Dataset items
-- begin --
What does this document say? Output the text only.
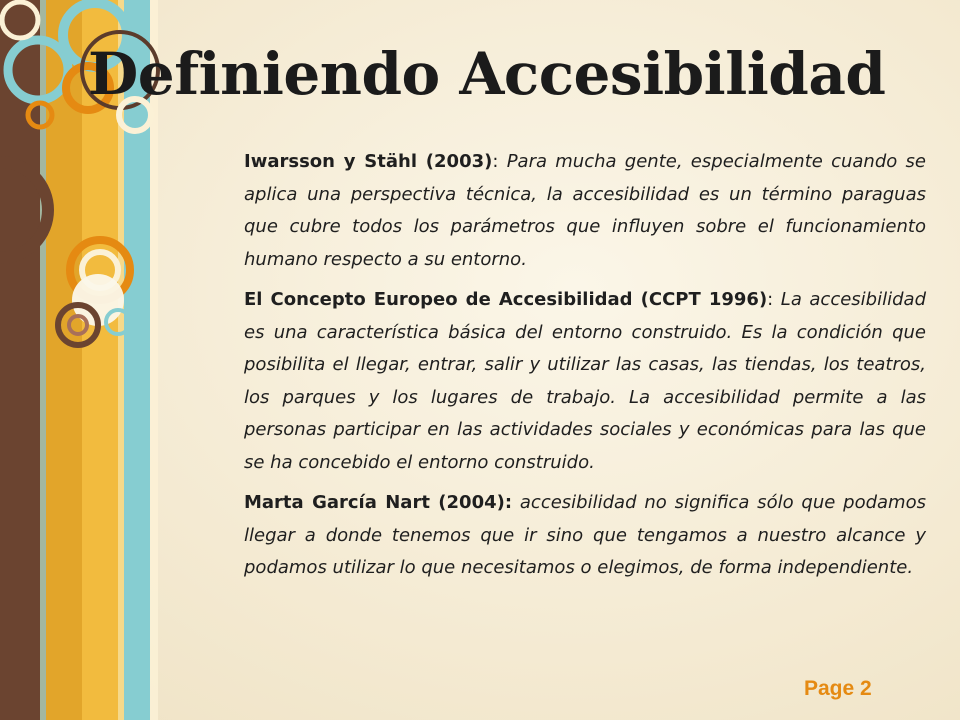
Definiendo Accesibilidad

Iwarsson y Stähl (2003): Para mucha gente, especialmente cuando se aplica una perspectiva técnica, la accesibilidad es un término paraguas que cubre todos los parámetros que influyen sobre el funcionamiento humano respecto a su entorno.

El Concepto Europeo de Accesibilidad (CCPT 1996): La accesibilidad es una característica básica del entorno construido. Es la condición que posibilita el llegar, entrar, salir y utilizar las casas, las tiendas, los teatros, los parques y los lugares de trabajo. La accesibilidad permite a las personas participar en las actividades sociales y económicas para las que se ha concebido el entorno construido.

Marta García Nart (2004): accesibilidad no significa sólo que podamos llegar a donde tenemos que ir sino que tengamos a nuestro alcance y podamos utilizar lo que necesitamos o elegimos, de forma independiente.

Page 2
-- end --
What this task involves:
Tally the lines of the data that hold the string "entorno". Answer with the number and nothing more.

Task result:
2